TASK BRIEF »
Drop the pictures from the entries below, then reproduce the rest exactly.

::::::

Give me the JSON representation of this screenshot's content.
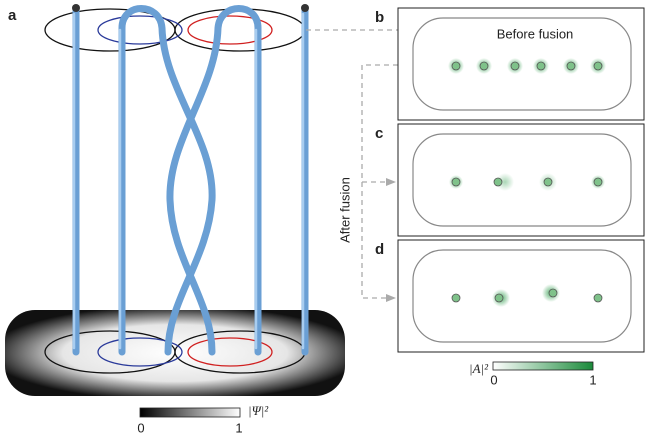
{
  "panels": {
    "a": {
      "label": "a",
      "colorbar": {
        "label": "|Ψ|²",
        "min": "0",
        "max": "1"
      }
    },
    "b": {
      "label": "b",
      "title": "Before fusion"
    },
    "c": {
      "label": "c"
    },
    "d": {
      "label": "d"
    },
    "side_label": "After fusion",
    "colorbar": {
      "label": "|A|²",
      "min": "0",
      "max": "1"
    }
  }
}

::::::

RESULT »
Give me the JSON representation of this screenshot's content.
{
  "panels": {
    "a": {
      "label": "a",
      "colorbar": {
        "label": "|Ψ|²",
        "min": "0",
        "max": "1"
      }
    },
    "b": {
      "label": "b",
      "title": "Before fusion"
    },
    "c": {
      "label": "c"
    },
    "d": {
      "label": "d"
    },
    "side_label": "After fusion",
    "colorbar": {
      "label": "|A|²",
      "min": "0",
      "max": "1"
    }
  }
}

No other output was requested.